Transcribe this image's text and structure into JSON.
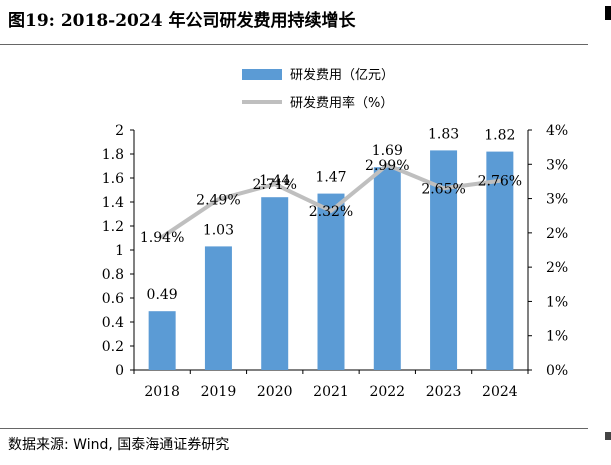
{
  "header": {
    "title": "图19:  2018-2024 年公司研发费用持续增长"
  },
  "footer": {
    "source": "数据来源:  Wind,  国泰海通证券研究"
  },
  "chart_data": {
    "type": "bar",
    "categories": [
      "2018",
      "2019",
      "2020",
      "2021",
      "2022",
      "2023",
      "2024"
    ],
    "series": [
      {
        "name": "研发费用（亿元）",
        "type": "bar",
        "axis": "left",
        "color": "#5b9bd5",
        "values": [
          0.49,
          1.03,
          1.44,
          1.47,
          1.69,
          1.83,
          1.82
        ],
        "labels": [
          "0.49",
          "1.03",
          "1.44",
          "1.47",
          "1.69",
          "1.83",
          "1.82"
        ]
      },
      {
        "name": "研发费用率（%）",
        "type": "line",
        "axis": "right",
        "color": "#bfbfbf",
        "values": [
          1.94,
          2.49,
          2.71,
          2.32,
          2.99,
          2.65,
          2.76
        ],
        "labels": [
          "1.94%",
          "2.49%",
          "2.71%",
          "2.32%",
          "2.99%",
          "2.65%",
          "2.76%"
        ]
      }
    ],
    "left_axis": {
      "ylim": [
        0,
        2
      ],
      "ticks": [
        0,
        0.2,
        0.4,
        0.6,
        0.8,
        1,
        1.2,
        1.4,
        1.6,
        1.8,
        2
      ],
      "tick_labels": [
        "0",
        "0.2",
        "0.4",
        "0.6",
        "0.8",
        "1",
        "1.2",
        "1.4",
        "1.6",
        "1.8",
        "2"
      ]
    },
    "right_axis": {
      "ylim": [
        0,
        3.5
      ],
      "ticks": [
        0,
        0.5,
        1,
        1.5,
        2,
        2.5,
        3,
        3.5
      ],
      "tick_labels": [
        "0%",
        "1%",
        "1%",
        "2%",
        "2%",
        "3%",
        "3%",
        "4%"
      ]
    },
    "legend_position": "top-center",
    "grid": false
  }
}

== == ==

#### REQUIREMENTS
Output the full set of records above without changing a word, and drop the images.

#### WRITTEN SOLUTION
Transcribe this image's text and structure into JSON.
{
  "header": {
    "title": "图19:  2018-2024 年公司研发费用持续增长"
  },
  "footer": {
    "source": "数据来源:  Wind,  国泰海通证券研究"
  },
  "chart_data": {
    "type": "bar",
    "categories": [
      "2018",
      "2019",
      "2020",
      "2021",
      "2022",
      "2023",
      "2024"
    ],
    "series": [
      {
        "name": "研发费用（亿元）",
        "type": "bar",
        "axis": "left",
        "color": "#5b9bd5",
        "values": [
          0.49,
          1.03,
          1.44,
          1.47,
          1.69,
          1.83,
          1.82
        ],
        "labels": [
          "0.49",
          "1.03",
          "1.44",
          "1.47",
          "1.69",
          "1.83",
          "1.82"
        ]
      },
      {
        "name": "研发费用率（%）",
        "type": "line",
        "axis": "right",
        "color": "#bfbfbf",
        "values": [
          1.94,
          2.49,
          2.71,
          2.32,
          2.99,
          2.65,
          2.76
        ],
        "labels": [
          "1.94%",
          "2.49%",
          "2.71%",
          "2.32%",
          "2.99%",
          "2.65%",
          "2.76%"
        ]
      }
    ],
    "left_axis": {
      "ylim": [
        0,
        2
      ],
      "ticks": [
        0,
        0.2,
        0.4,
        0.6,
        0.8,
        1,
        1.2,
        1.4,
        1.6,
        1.8,
        2
      ],
      "tick_labels": [
        "0",
        "0.2",
        "0.4",
        "0.6",
        "0.8",
        "1",
        "1.2",
        "1.4",
        "1.6",
        "1.8",
        "2"
      ]
    },
    "right_axis": {
      "ylim": [
        0,
        3.5
      ],
      "ticks": [
        0,
        0.5,
        1,
        1.5,
        2,
        2.5,
        3,
        3.5
      ],
      "tick_labels": [
        "0%",
        "1%",
        "1%",
        "2%",
        "2%",
        "3%",
        "3%",
        "4%"
      ]
    },
    "legend_position": "top-center",
    "grid": false
  }
}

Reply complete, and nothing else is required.